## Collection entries
────────────────────────────────────────
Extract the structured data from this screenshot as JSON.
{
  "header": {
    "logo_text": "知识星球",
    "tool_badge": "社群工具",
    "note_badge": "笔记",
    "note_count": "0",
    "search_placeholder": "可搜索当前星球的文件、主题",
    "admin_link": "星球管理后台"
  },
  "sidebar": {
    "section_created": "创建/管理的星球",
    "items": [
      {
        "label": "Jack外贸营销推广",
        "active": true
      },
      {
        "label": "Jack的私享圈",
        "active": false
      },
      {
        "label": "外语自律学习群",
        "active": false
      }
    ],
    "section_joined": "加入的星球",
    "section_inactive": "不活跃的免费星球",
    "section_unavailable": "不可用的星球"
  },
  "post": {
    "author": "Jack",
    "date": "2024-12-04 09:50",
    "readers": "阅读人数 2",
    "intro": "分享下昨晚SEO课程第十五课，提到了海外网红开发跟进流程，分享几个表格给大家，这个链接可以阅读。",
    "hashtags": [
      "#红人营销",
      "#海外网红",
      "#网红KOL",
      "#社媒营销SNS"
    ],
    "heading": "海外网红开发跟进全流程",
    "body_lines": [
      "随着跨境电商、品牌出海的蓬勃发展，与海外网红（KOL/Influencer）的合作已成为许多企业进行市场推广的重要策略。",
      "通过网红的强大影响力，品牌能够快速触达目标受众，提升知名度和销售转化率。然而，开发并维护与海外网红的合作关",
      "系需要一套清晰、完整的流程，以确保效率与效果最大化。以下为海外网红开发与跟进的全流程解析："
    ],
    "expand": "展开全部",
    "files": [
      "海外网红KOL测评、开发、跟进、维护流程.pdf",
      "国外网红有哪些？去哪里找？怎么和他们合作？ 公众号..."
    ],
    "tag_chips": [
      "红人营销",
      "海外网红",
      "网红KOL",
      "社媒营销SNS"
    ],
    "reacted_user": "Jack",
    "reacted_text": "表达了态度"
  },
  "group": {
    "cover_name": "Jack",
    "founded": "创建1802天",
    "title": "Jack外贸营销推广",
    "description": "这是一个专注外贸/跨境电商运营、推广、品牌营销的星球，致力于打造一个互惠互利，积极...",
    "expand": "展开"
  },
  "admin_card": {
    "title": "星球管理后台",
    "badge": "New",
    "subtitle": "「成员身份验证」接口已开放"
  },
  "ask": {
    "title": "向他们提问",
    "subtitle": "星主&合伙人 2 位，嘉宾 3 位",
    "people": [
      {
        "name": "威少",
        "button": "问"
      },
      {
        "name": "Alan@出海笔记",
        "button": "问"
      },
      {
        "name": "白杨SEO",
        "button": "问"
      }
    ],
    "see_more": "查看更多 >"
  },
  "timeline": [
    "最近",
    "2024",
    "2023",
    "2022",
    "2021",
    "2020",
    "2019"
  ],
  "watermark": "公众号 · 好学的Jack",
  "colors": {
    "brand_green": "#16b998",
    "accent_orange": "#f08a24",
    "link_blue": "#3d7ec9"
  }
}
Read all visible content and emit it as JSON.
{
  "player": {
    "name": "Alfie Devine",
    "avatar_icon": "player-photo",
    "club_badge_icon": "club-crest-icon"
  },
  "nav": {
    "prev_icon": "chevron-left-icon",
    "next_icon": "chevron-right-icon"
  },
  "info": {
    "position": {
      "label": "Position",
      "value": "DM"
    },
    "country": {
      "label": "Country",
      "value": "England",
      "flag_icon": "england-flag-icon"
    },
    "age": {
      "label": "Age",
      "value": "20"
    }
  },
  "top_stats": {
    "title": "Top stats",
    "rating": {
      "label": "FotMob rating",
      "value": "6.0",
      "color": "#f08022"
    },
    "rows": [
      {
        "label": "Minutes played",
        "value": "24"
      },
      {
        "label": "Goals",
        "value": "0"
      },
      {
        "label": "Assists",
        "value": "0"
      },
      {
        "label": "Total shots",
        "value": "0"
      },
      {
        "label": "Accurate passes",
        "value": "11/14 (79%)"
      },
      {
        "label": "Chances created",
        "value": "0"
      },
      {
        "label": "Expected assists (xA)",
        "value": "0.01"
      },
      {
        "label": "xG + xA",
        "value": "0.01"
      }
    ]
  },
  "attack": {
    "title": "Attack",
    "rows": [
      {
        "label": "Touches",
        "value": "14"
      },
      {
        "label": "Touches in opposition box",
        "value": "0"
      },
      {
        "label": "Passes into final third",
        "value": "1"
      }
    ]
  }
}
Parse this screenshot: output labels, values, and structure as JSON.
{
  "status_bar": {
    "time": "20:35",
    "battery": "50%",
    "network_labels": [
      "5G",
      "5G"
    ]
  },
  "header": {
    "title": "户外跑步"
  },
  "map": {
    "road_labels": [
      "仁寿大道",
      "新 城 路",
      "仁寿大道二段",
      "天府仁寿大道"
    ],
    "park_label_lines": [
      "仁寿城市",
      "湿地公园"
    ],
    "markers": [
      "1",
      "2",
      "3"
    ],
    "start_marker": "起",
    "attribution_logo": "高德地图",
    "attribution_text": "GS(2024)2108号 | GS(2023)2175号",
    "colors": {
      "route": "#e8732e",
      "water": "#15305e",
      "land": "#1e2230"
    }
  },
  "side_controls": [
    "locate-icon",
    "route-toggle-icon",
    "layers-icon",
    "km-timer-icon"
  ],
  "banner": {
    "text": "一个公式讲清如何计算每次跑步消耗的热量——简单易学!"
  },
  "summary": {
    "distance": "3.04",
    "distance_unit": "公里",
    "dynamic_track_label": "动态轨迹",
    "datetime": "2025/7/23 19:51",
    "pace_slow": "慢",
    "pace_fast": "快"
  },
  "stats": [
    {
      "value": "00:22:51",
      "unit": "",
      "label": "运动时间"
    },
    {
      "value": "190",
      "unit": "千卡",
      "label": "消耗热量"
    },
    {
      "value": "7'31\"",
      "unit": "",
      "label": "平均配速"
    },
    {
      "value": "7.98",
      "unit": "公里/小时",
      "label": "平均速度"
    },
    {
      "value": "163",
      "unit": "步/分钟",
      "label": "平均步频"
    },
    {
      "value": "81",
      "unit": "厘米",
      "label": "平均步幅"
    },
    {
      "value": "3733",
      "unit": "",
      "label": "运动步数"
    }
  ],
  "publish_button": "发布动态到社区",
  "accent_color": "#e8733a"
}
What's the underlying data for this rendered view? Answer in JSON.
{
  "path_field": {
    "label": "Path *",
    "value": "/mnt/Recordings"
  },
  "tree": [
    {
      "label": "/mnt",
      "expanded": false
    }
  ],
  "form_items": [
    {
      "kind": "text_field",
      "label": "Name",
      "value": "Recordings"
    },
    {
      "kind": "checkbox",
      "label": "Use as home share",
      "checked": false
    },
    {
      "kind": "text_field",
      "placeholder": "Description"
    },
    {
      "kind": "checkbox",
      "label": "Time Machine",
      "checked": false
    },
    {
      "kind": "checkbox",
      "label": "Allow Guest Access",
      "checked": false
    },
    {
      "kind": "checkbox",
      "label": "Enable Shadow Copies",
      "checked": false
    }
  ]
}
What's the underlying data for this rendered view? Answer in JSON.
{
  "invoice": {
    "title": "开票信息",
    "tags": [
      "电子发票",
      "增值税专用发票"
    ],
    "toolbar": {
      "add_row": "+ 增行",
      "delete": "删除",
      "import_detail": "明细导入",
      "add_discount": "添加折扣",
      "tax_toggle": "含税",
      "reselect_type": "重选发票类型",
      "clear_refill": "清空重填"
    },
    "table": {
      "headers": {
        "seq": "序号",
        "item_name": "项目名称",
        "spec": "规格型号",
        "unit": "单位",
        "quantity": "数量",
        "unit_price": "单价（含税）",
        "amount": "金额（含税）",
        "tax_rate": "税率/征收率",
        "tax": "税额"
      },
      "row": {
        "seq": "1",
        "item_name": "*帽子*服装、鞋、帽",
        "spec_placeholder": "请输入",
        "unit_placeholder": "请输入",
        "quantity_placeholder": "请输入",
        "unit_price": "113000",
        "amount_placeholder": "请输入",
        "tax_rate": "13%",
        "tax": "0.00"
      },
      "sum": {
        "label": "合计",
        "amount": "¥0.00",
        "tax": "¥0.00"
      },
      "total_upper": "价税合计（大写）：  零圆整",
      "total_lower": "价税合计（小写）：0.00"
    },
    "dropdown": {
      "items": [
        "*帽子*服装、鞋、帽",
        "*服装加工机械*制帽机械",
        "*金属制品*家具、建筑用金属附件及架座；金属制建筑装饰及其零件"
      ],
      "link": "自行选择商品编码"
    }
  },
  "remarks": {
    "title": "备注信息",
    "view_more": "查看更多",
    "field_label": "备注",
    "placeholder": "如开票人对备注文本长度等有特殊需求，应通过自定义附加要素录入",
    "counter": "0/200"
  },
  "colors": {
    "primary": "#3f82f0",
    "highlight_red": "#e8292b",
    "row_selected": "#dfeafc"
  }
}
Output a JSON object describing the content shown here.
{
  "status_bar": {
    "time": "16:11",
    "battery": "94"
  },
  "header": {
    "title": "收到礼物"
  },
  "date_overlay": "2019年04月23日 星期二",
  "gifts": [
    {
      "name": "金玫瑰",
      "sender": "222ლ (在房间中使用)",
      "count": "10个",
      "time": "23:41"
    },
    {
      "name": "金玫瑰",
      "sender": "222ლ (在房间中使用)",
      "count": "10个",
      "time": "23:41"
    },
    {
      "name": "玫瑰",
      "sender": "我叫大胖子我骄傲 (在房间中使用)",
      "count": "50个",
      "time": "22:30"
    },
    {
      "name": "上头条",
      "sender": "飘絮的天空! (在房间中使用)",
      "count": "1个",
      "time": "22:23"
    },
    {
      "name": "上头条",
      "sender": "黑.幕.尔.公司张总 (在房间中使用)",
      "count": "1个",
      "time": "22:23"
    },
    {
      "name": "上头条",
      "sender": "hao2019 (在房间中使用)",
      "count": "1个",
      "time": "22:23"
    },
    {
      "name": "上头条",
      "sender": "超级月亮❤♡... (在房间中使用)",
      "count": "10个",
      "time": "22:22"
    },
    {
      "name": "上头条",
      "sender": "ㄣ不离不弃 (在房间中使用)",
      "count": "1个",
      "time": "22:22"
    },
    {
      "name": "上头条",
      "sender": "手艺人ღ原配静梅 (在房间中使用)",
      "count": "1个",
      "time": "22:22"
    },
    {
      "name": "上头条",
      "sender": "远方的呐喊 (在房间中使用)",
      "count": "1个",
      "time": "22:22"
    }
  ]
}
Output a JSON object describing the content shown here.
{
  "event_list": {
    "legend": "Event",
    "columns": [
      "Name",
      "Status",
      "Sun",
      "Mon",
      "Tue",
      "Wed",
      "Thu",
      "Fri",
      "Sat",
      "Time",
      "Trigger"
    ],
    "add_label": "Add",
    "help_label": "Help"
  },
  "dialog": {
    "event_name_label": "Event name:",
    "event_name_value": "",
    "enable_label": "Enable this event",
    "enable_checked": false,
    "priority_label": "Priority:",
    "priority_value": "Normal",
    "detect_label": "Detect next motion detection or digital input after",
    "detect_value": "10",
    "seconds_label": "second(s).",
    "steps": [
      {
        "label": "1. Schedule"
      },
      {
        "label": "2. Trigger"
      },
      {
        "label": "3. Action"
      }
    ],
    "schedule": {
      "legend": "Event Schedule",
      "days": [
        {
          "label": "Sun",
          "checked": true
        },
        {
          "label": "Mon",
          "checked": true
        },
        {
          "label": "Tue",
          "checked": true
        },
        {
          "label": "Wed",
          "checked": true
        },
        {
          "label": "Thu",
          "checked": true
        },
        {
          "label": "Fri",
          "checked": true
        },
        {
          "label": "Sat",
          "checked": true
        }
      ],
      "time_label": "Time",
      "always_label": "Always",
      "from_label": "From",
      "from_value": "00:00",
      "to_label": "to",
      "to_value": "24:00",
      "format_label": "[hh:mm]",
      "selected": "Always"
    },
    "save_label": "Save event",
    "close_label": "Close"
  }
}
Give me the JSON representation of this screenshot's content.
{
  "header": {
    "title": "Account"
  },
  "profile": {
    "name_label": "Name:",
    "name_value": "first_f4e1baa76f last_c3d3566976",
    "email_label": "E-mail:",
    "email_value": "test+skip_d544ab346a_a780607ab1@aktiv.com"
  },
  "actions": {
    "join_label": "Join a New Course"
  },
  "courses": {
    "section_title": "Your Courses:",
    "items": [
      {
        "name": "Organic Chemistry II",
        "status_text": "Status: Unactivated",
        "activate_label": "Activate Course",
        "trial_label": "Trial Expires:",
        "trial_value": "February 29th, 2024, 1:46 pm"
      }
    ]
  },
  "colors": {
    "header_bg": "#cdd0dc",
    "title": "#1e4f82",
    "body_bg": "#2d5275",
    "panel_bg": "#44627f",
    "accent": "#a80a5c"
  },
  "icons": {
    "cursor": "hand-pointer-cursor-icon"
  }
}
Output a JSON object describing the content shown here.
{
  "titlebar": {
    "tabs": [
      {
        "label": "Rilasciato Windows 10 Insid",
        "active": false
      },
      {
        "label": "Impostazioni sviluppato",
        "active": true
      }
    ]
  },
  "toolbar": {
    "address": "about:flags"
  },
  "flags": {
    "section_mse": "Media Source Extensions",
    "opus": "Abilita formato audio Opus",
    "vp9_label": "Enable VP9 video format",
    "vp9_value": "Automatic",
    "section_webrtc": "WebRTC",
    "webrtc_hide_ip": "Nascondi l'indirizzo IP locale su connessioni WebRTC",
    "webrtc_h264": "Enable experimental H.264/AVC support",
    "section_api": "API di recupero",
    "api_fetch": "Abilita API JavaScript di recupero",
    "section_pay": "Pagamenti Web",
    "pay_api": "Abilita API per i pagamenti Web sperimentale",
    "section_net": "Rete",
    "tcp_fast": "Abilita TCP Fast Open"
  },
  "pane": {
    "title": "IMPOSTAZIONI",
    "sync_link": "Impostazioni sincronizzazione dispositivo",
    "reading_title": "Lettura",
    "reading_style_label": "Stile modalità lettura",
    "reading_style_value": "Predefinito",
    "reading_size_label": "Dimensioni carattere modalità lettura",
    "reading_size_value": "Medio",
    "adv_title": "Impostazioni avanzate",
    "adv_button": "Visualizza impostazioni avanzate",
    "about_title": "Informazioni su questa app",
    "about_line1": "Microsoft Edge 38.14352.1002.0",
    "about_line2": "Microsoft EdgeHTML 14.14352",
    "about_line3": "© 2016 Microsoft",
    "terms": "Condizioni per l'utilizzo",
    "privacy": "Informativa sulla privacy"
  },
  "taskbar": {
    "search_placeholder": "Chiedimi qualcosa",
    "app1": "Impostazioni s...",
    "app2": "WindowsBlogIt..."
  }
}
────────────────────────────────────────
Return, from the data, each line that has the word "Touches" in it.

        "label": "Touches",
        "label": "Touches in opposition box",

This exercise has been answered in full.